## Problem
Give every line of the material again, exactly as written.

(Records from a collection of figures)
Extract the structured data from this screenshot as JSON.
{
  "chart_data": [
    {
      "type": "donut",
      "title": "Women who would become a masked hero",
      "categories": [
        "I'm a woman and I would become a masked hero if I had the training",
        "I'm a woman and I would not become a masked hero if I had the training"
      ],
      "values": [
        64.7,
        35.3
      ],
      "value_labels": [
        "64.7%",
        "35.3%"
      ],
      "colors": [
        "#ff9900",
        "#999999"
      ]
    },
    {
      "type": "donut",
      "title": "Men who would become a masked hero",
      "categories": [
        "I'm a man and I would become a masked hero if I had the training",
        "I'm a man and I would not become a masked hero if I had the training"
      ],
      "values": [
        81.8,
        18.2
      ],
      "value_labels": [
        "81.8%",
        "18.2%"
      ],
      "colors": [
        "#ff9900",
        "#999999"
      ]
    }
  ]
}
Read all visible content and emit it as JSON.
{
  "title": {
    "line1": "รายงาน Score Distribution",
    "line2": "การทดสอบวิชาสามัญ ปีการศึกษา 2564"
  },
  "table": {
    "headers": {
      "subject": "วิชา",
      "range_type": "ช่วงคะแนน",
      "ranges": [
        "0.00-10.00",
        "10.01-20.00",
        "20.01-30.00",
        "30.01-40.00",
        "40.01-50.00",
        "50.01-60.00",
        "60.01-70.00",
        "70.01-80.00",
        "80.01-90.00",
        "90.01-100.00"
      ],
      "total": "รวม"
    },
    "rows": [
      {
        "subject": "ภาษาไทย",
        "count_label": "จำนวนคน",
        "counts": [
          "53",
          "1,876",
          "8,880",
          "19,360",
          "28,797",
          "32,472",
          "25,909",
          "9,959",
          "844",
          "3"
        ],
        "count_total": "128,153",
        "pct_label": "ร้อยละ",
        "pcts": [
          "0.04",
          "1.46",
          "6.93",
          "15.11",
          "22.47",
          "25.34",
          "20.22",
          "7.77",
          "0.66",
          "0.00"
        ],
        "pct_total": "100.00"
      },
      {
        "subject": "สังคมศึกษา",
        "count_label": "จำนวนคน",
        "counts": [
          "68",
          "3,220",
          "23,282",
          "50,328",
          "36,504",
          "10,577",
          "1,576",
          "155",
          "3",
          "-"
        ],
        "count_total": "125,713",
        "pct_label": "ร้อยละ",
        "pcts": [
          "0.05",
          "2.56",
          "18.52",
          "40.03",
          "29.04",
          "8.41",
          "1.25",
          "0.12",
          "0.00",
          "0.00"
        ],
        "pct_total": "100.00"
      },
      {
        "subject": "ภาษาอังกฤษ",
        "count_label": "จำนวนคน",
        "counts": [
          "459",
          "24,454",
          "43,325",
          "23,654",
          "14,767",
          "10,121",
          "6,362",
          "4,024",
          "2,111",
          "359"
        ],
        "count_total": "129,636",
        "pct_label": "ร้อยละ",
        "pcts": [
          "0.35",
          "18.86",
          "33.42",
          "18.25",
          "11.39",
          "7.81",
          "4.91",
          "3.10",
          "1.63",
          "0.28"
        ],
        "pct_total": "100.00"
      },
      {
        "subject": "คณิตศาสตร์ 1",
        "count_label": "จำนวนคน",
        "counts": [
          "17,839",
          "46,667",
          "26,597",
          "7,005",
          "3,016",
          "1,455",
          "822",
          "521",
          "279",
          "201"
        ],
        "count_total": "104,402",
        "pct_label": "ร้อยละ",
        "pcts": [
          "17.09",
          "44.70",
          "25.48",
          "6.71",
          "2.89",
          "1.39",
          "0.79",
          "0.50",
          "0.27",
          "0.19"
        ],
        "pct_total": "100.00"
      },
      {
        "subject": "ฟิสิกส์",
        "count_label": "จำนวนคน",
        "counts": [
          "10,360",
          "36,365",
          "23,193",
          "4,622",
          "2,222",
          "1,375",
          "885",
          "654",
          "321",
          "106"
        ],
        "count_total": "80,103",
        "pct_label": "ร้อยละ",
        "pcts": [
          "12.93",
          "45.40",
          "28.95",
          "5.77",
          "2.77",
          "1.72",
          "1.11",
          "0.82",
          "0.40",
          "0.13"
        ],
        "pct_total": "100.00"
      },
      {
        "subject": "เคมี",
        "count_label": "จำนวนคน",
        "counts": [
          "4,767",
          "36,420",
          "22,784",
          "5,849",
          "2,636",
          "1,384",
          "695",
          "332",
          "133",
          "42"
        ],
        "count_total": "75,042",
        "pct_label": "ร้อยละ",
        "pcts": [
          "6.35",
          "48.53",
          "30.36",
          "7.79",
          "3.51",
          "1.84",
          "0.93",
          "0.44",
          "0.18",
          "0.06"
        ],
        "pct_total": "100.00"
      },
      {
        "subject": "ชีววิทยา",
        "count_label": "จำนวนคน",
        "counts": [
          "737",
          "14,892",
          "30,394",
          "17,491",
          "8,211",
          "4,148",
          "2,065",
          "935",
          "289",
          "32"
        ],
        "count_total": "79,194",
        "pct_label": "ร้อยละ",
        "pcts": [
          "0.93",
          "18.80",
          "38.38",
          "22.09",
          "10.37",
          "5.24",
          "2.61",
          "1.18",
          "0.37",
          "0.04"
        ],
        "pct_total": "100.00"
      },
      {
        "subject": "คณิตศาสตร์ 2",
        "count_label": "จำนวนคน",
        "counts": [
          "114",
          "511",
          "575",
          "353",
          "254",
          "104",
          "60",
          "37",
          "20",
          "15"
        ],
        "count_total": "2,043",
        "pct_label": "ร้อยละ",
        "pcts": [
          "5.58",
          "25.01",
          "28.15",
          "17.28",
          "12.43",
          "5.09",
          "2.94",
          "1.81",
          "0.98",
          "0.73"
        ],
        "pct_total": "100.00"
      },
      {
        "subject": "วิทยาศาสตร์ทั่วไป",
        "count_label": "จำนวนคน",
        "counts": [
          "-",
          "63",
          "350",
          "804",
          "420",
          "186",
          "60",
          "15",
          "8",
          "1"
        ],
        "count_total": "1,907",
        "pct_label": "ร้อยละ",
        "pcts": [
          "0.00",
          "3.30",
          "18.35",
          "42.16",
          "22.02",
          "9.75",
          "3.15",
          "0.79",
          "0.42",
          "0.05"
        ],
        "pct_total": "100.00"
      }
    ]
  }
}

## Solution to the problem
Extract the structured data from this screenshot as JSON.
{
  "chart_data": [
    {
      "type": "donut",
      "title": "Women who would become a masked hero",
      "categories": [
        "I'm a woman and I would become a masked hero if I had the training",
        "I'm a woman and I would not become a masked hero if I had the training"
      ],
      "values": [
        64.7,
        35.3
      ],
      "value_labels": [
        "64.7%",
        "35.3%"
      ],
      "colors": [
        "#ff9900",
        "#999999"
      ]
    },
    {
      "type": "donut",
      "title": "Men who would become a masked hero",
      "categories": [
        "I'm a man and I would become a masked hero if I had the training",
        "I'm a man and I would not become a masked hero if I had the training"
      ],
      "values": [
        81.8,
        18.2
      ],
      "value_labels": [
        "81.8%",
        "18.2%"
      ],
      "colors": [
        "#ff9900",
        "#999999"
      ]
    }
  ]
}
Read all visible content and emit it as JSON.
{
  "title": {
    "line1": "รายงาน Score Distribution",
    "line2": "การทดสอบวิชาสามัญ ปีการศึกษา 2564"
  },
  "table": {
    "headers": {
      "subject": "วิชา",
      "range_type": "ช่วงคะแนน",
      "ranges": [
        "0.00-10.00",
        "10.01-20.00",
        "20.01-30.00",
        "30.01-40.00",
        "40.01-50.00",
        "50.01-60.00",
        "60.01-70.00",
        "70.01-80.00",
        "80.01-90.00",
        "90.01-100.00"
      ],
      "total": "รวม"
    },
    "rows": [
      {
        "subject": "ภาษาไทย",
        "count_label": "จำนวนคน",
        "counts": [
          "53",
          "1,876",
          "8,880",
          "19,360",
          "28,797",
          "32,472",
          "25,909",
          "9,959",
          "844",
          "3"
        ],
        "count_total": "128,153",
        "pct_label": "ร้อยละ",
        "pcts": [
          "0.04",
          "1.46",
          "6.93",
          "15.11",
          "22.47",
          "25.34",
          "20.22",
          "7.77",
          "0.66",
          "0.00"
        ],
        "pct_total": "100.00"
      },
      {
        "subject": "สังคมศึกษา",
        "count_label": "จำนวนคน",
        "counts": [
          "68",
          "3,220",
          "23,282",
          "50,328",
          "36,504",
          "10,577",
          "1,576",
          "155",
          "3",
          "-"
        ],
        "count_total": "125,713",
        "pct_label": "ร้อยละ",
        "pcts": [
          "0.05",
          "2.56",
          "18.52",
          "40.03",
          "29.04",
          "8.41",
          "1.25",
          "0.12",
          "0.00",
          "0.00"
        ],
        "pct_total": "100.00"
      },
      {
        "subject": "ภาษาอังกฤษ",
        "count_label": "จำนวนคน",
        "counts": [
          "459",
          "24,454",
          "43,325",
          "23,654",
          "14,767",
          "10,121",
          "6,362",
          "4,024",
          "2,111",
          "359"
        ],
        "count_total": "129,636",
        "pct_label": "ร้อยละ",
        "pcts": [
          "0.35",
          "18.86",
          "33.42",
          "18.25",
          "11.39",
          "7.81",
          "4.91",
          "3.10",
          "1.63",
          "0.28"
        ],
        "pct_total": "100.00"
      },
      {
        "subject": "คณิตศาสตร์ 1",
        "count_label": "จำนวนคน",
        "counts": [
          "17,839",
          "46,667",
          "26,597",
          "7,005",
          "3,016",
          "1,455",
          "822",
          "521",
          "279",
          "201"
        ],
        "count_total": "104,402",
        "pct_label": "ร้อยละ",
        "pcts": [
          "17.09",
          "44.70",
          "25.48",
          "6.71",
          "2.89",
          "1.39",
          "0.79",
          "0.50",
          "0.27",
          "0.19"
        ],
        "pct_total": "100.00"
      },
      {
        "subject": "ฟิสิกส์",
        "count_label": "จำนวนคน",
        "counts": [
          "10,360",
          "36,365",
          "23,193",
          "4,622",
          "2,222",
          "1,375",
          "885",
          "654",
          "321",
          "106"
        ],
        "count_total": "80,103",
        "pct_label": "ร้อยละ",
        "pcts": [
          "12.93",
          "45.40",
          "28.95",
          "5.77",
          "2.77",
          "1.72",
          "1.11",
          "0.82",
          "0.40",
          "0.13"
        ],
        "pct_total": "100.00"
      },
      {
        "subject": "เคมี",
        "count_label": "จำนวนคน",
        "counts": [
          "4,767",
          "36,420",
          "22,784",
          "5,849",
          "2,636",
          "1,384",
          "695",
          "332",
          "133",
          "42"
        ],
        "count_total": "75,042",
        "pct_label": "ร้อยละ",
        "pcts": [
          "6.35",
          "48.53",
          "30.36",
          "7.79",
          "3.51",
          "1.84",
          "0.93",
          "0.44",
          "0.18",
          "0.06"
        ],
        "pct_total": "100.00"
      },
      {
        "subject": "ชีววิทยา",
        "count_label": "จำนวนคน",
        "counts": [
          "737",
          "14,892",
          "30,394",
          "17,491",
          "8,211",
          "4,148",
          "2,065",
          "935",
          "289",
          "32"
        ],
        "count_total": "79,194",
        "pct_label": "ร้อยละ",
        "pcts": [
          "0.93",
          "18.80",
          "38.38",
          "22.09",
          "10.37",
          "5.24",
          "2.61",
          "1.18",
          "0.37",
          "0.04"
        ],
        "pct_total": "100.00"
      },
      {
        "subject": "คณิตศาสตร์ 2",
        "count_label": "จำนวนคน",
        "counts": [
          "114",
          "511",
          "575",
          "353",
          "254",
          "104",
          "60",
          "37",
          "20",
          "15"
        ],
        "count_total": "2,043",
        "pct_label": "ร้อยละ",
        "pcts": [
          "5.58",
          "25.01",
          "28.15",
          "17.28",
          "12.43",
          "5.09",
          "2.94",
          "1.81",
          "0.98",
          "0.73"
        ],
        "pct_total": "100.00"
      },
      {
        "subject": "วิทยาศาสตร์ทั่วไป",
        "count_label": "จำนวนคน",
        "counts": [
          "-",
          "63",
          "350",
          "804",
          "420",
          "186",
          "60",
          "15",
          "8",
          "1"
        ],
        "count_total": "1,907",
        "pct_label": "ร้อยละ",
        "pcts": [
          "0.00",
          "3.30",
          "18.35",
          "42.16",
          "22.02",
          "9.75",
          "3.15",
          "0.79",
          "0.42",
          "0.05"
        ],
        "pct_total": "100.00"
      }
    ]
  }
}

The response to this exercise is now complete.